Problem statement: Using the listing below, report all lines holding the word "Spectral".

[Records about charts and figures]
····················
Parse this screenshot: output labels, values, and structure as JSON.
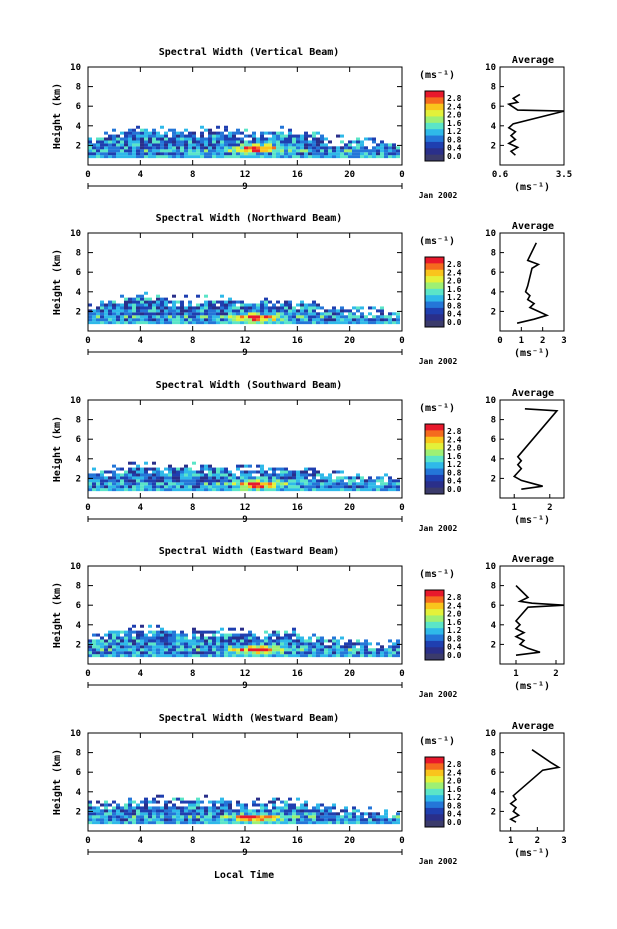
{
  "footer": {
    "xlabel": "Local Time"
  },
  "colorbar": {
    "unit_label": "(ms⁻¹)",
    "tick_labels": [
      "2.8",
      "2.4",
      "2.0",
      "1.6",
      "1.2",
      "0.8",
      "0.4",
      "0.0"
    ],
    "colors": [
      "#e8192c",
      "#f56b1e",
      "#f9c51c",
      "#e3f13a",
      "#9ef074",
      "#5be5c8",
      "#2fb9e9",
      "#2476d8",
      "#1f3fb0",
      "#2a2f8a",
      "#3b3b6b"
    ],
    "vmin": 0.0,
    "vmax": 3.0
  },
  "chart_data": [
    {
      "type": "heatmap",
      "title": "Spectral Width (Vertical Beam)",
      "ylabel": "Height (km)",
      "x_ticks": [
        "0",
        "4",
        "8",
        "12",
        "16",
        "20",
        "0"
      ],
      "date_label": "Jan 2002",
      "day_label": "9",
      "ylim": [
        0,
        10
      ],
      "y_ticks": [
        "10",
        "8",
        "6",
        "4",
        "2"
      ],
      "xlim": [
        0,
        24
      ],
      "hot_spot": {
        "x_hour": 13,
        "y_km": 1.5
      },
      "coverage_top_km": [
        2.5,
        2.6,
        3.0,
        3.2,
        3.3,
        3.3,
        3.2,
        3.1,
        3.2,
        3.3,
        3.3,
        3.2,
        3.1,
        3.0,
        3.2,
        3.3,
        3.1,
        2.8,
        2.6,
        2.4,
        2.3,
        2.2,
        2.1,
        2.0,
        2.0
      ],
      "avg": {
        "title": "Average",
        "xlabel": "(ms⁻¹)",
        "x_ticks": [
          "0.6",
          "3.5"
        ],
        "xlim": [
          0.6,
          3.5
        ],
        "heights_km": [
          1.0,
          1.4,
          1.8,
          2.2,
          2.6,
          3.0,
          3.4,
          3.8,
          4.2,
          5.5,
          5.6,
          6.2,
          6.4,
          6.8,
          7.2
        ],
        "values": [
          1.3,
          1.1,
          1.4,
          1.0,
          1.3,
          1.1,
          1.3,
          1.0,
          1.2,
          3.5,
          1.4,
          1.0,
          1.4,
          1.2,
          1.5
        ]
      }
    },
    {
      "type": "heatmap",
      "title": "Spectral Width (Northward Beam)",
      "ylabel": "Height (km)",
      "x_ticks": [
        "0",
        "4",
        "8",
        "12",
        "16",
        "20",
        "0"
      ],
      "date_label": "Jan 2002",
      "day_label": "9",
      "ylim": [
        0,
        10
      ],
      "y_ticks": [
        "10",
        "8",
        "6",
        "4",
        "2"
      ],
      "xlim": [
        0,
        24
      ],
      "hot_spot": {
        "x_hour": 13,
        "y_km": 1.2
      },
      "coverage_top_km": [
        2.4,
        2.6,
        2.9,
        3.1,
        3.2,
        3.2,
        3.0,
        2.9,
        3.0,
        3.1,
        3.0,
        2.9,
        2.8,
        2.7,
        2.9,
        3.0,
        2.8,
        2.6,
        2.4,
        2.2,
        2.0,
        1.9,
        1.8,
        1.7,
        1.7
      ],
      "avg": {
        "title": "Average",
        "xlabel": "(ms⁻¹)",
        "x_ticks": [
          "0",
          "1",
          "2",
          "3"
        ],
        "xlim": [
          0,
          3
        ],
        "heights_km": [
          0.8,
          1.2,
          1.6,
          2.0,
          2.4,
          2.8,
          3.2,
          3.6,
          4.0,
          4.6,
          6.4,
          6.8,
          7.2,
          9.0
        ],
        "values": [
          0.8,
          1.6,
          2.2,
          1.8,
          1.4,
          1.6,
          1.3,
          1.4,
          1.2,
          1.3,
          1.5,
          1.8,
          1.3,
          1.7
        ]
      }
    },
    {
      "type": "heatmap",
      "title": "Spectral Width (Southward Beam)",
      "ylabel": "Height (km)",
      "x_ticks": [
        "0",
        "4",
        "8",
        "12",
        "16",
        "20",
        "0"
      ],
      "date_label": "Jan 2002",
      "day_label": "9",
      "ylim": [
        0,
        10
      ],
      "y_ticks": [
        "10",
        "8",
        "6",
        "4",
        "2"
      ],
      "xlim": [
        0,
        24
      ],
      "hot_spot": {
        "x_hour": 13,
        "y_km": 1.2
      },
      "coverage_top_km": [
        2.3,
        2.5,
        2.8,
        3.0,
        3.1,
        3.0,
        2.9,
        2.8,
        2.9,
        3.0,
        2.9,
        2.8,
        2.7,
        2.6,
        2.8,
        2.9,
        2.7,
        2.5,
        2.3,
        2.1,
        2.0,
        1.9,
        1.8,
        1.7,
        1.7
      ],
      "avg": {
        "title": "Average",
        "xlabel": "(ms⁻¹)",
        "x_ticks": [
          "1",
          "2"
        ],
        "xlim": [
          0.6,
          2.4
        ],
        "heights_km": [
          0.9,
          1.2,
          1.5,
          1.8,
          2.2,
          2.6,
          3.0,
          3.4,
          3.8,
          4.2,
          8.9,
          9.1
        ],
        "values": [
          1.2,
          1.8,
          1.5,
          1.2,
          1.0,
          1.1,
          1.2,
          1.1,
          1.2,
          1.1,
          2.2,
          1.3
        ]
      }
    },
    {
      "type": "heatmap",
      "title": "Spectral Width (Eastward Beam)",
      "ylabel": "Height (km)",
      "x_ticks": [
        "0",
        "4",
        "8",
        "12",
        "16",
        "20",
        "0"
      ],
      "date_label": "Jan 2002",
      "day_label": "9",
      "ylim": [
        0,
        10
      ],
      "y_ticks": [
        "10",
        "8",
        "6",
        "4",
        "2"
      ],
      "xlim": [
        0,
        24
      ],
      "hot_spot": {
        "x_hour": 13,
        "y_km": 1.3
      },
      "coverage_top_km": [
        2.5,
        2.7,
        3.0,
        3.2,
        3.3,
        3.3,
        3.1,
        3.0,
        3.1,
        3.2,
        3.1,
        3.0,
        2.9,
        2.8,
        3.0,
        3.1,
        2.9,
        2.7,
        2.5,
        2.3,
        2.1,
        2.0,
        1.9,
        1.8,
        1.8
      ],
      "avg": {
        "title": "Average",
        "xlabel": "(ms⁻¹)",
        "x_ticks": [
          "1",
          "2"
        ],
        "xlim": [
          0.6,
          2.2
        ],
        "heights_km": [
          0.9,
          1.2,
          1.6,
          2.0,
          2.4,
          2.8,
          3.2,
          3.6,
          4.0,
          4.4,
          5.8,
          6.0,
          6.2,
          6.4,
          6.8,
          7.6,
          8.0
        ],
        "values": [
          1.0,
          1.6,
          1.3,
          1.1,
          1.2,
          1.0,
          1.2,
          1.0,
          1.1,
          1.0,
          1.3,
          2.2,
          1.4,
          1.1,
          1.3,
          1.1,
          1.0
        ]
      }
    },
    {
      "type": "heatmap",
      "title": "Spectral Width (Westward Beam)",
      "ylabel": "Height (km)",
      "x_ticks": [
        "0",
        "4",
        "8",
        "12",
        "16",
        "20",
        "0"
      ],
      "date_label": "Jan 2002",
      "day_label": "9",
      "ylim": [
        0,
        10
      ],
      "y_ticks": [
        "10",
        "8",
        "6",
        "4",
        "2"
      ],
      "xlim": [
        0,
        24
      ],
      "hot_spot": {
        "x_hour": 13,
        "y_km": 1.2
      },
      "coverage_top_km": [
        2.3,
        2.5,
        2.8,
        3.0,
        3.1,
        3.0,
        2.9,
        2.8,
        2.9,
        3.0,
        2.9,
        2.8,
        2.7,
        2.6,
        2.8,
        2.9,
        2.7,
        2.5,
        2.3,
        2.1,
        2.0,
        1.9,
        1.8,
        1.7,
        1.7
      ],
      "avg": {
        "title": "Average",
        "xlabel": "(ms⁻¹)",
        "x_ticks": [
          "1",
          "2",
          "3"
        ],
        "xlim": [
          0.6,
          3.0
        ],
        "heights_km": [
          0.9,
          1.2,
          1.6,
          2.0,
          2.4,
          2.8,
          3.2,
          3.6,
          6.2,
          6.5,
          7.0,
          8.3
        ],
        "values": [
          1.2,
          1.0,
          1.3,
          1.1,
          1.2,
          1.0,
          1.2,
          1.1,
          2.2,
          2.8,
          2.5,
          1.8
        ]
      }
    }
  ]
}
····················
Solution to the exercise:
      "title": "Spectral Width (Vertical Beam)",
      "title": "Spectral Width (Northward Beam)",
      "title": "Spectral Width (Southward Beam)",
      "title": "Spectral Width (Eastward Beam)",
      "title": "Spectral Width (Westward Beam)",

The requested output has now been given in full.